Collected data entries:
☆ ☆ ☆ ☆ ☆ ☆ ☆

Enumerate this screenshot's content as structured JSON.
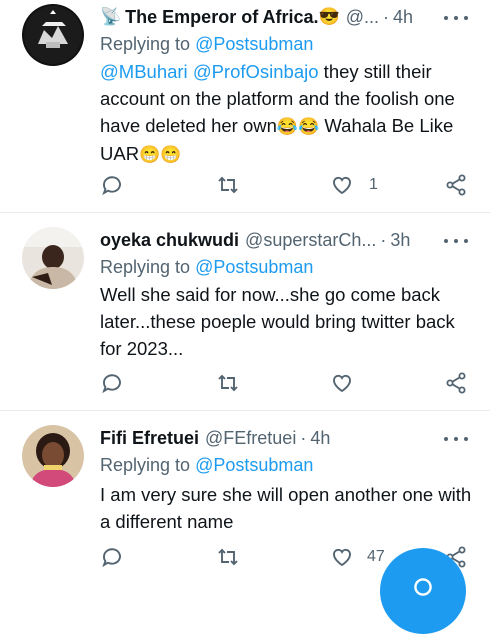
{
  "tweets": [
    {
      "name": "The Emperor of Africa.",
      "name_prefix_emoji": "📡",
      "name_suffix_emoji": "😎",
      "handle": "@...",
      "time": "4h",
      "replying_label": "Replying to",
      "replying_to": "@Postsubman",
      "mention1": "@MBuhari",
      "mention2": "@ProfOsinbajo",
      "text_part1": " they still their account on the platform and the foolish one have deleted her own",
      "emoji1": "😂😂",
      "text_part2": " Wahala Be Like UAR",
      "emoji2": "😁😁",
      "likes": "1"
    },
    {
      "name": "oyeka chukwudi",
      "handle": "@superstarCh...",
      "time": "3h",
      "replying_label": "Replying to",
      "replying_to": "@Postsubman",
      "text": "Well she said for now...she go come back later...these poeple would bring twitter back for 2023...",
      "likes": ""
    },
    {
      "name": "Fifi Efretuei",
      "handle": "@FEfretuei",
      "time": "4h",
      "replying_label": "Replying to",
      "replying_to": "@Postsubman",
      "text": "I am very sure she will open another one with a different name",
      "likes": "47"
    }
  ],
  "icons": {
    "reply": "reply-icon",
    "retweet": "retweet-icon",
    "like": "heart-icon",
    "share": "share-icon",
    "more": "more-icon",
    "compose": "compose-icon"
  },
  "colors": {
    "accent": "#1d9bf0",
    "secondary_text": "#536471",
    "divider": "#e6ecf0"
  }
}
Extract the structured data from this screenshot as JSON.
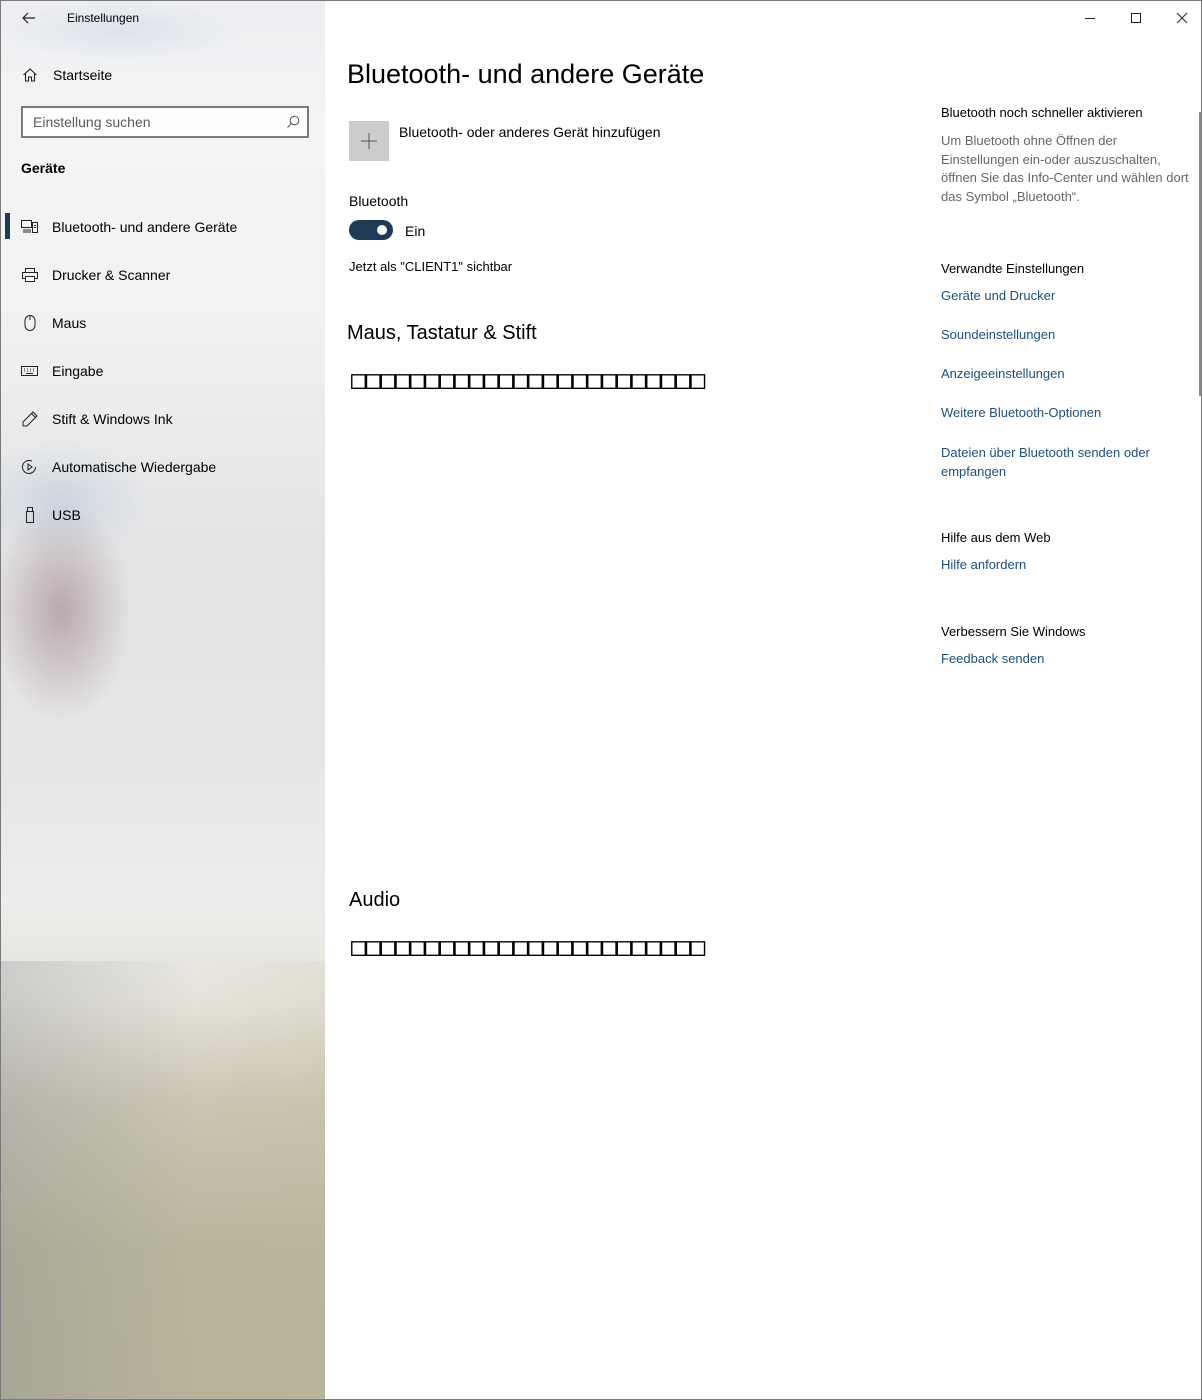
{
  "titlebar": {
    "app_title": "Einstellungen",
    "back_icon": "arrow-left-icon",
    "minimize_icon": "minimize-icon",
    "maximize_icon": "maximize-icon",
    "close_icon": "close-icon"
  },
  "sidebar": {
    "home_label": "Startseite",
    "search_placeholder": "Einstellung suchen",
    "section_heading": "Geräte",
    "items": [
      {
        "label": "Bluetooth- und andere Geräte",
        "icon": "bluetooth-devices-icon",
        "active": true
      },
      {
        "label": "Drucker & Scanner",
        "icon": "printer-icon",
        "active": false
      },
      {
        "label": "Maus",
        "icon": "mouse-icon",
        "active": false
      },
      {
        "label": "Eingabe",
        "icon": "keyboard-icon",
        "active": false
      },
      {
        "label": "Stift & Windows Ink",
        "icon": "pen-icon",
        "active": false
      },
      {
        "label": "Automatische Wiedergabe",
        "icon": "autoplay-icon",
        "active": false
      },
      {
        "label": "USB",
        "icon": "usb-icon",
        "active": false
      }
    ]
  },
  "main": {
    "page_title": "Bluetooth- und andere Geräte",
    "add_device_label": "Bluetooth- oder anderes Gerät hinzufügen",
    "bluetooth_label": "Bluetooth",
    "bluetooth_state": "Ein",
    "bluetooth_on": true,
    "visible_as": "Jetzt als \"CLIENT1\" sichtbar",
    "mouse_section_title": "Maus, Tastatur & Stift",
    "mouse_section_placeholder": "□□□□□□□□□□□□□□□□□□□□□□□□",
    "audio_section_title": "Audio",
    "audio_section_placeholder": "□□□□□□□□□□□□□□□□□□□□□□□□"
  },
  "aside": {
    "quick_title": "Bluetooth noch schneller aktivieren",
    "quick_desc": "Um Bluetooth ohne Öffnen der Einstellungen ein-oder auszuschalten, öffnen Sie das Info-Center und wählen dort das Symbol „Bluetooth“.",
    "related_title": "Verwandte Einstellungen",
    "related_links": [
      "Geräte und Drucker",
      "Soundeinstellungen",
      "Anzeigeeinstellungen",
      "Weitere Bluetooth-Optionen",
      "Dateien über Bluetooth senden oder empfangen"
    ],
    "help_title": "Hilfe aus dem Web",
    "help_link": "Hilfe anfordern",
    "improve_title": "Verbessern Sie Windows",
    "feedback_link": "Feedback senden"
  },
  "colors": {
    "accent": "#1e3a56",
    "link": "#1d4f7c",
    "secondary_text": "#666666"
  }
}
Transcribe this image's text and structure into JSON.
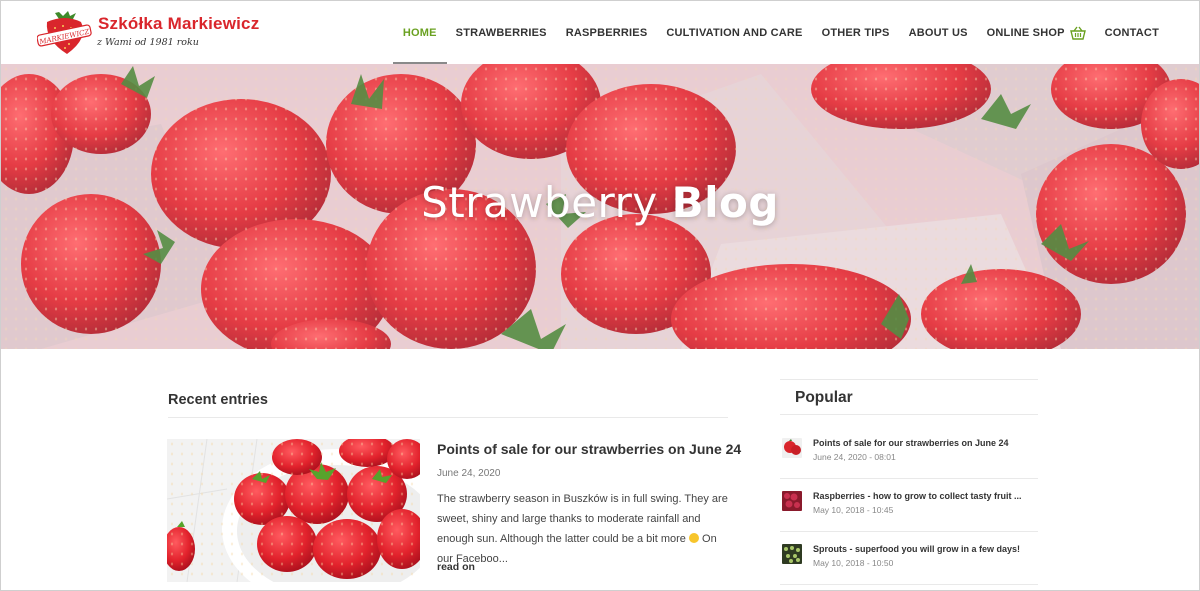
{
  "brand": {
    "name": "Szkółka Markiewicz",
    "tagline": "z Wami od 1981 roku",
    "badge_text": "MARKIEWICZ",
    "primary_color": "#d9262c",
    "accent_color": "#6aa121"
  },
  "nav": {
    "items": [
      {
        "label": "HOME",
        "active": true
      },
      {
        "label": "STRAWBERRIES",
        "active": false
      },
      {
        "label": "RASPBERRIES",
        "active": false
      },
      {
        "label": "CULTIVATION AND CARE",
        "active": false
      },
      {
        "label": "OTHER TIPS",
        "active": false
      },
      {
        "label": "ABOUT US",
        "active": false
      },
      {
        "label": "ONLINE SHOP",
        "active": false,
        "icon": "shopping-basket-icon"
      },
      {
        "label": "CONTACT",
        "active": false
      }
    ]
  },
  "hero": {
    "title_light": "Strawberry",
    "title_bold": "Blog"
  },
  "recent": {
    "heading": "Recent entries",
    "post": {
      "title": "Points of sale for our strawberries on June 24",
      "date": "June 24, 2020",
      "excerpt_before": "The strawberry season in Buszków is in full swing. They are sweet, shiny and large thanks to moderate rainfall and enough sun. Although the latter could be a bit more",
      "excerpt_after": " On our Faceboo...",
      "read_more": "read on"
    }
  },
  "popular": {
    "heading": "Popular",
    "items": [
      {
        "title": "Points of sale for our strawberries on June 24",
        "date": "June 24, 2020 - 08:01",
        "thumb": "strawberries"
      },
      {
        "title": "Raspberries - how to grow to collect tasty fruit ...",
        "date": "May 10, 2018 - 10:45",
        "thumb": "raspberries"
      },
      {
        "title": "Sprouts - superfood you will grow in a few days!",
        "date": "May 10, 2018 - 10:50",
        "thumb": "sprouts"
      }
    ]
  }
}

☆ ☆ ☆ ☆ ☆ ☆ ☆

**Task to carry out**
From the data above, show each line that contains "handle".

**Task output**
      "handle": "@...",
      "handle": "@superstarCh...",
      "handle": "@FEfretuei",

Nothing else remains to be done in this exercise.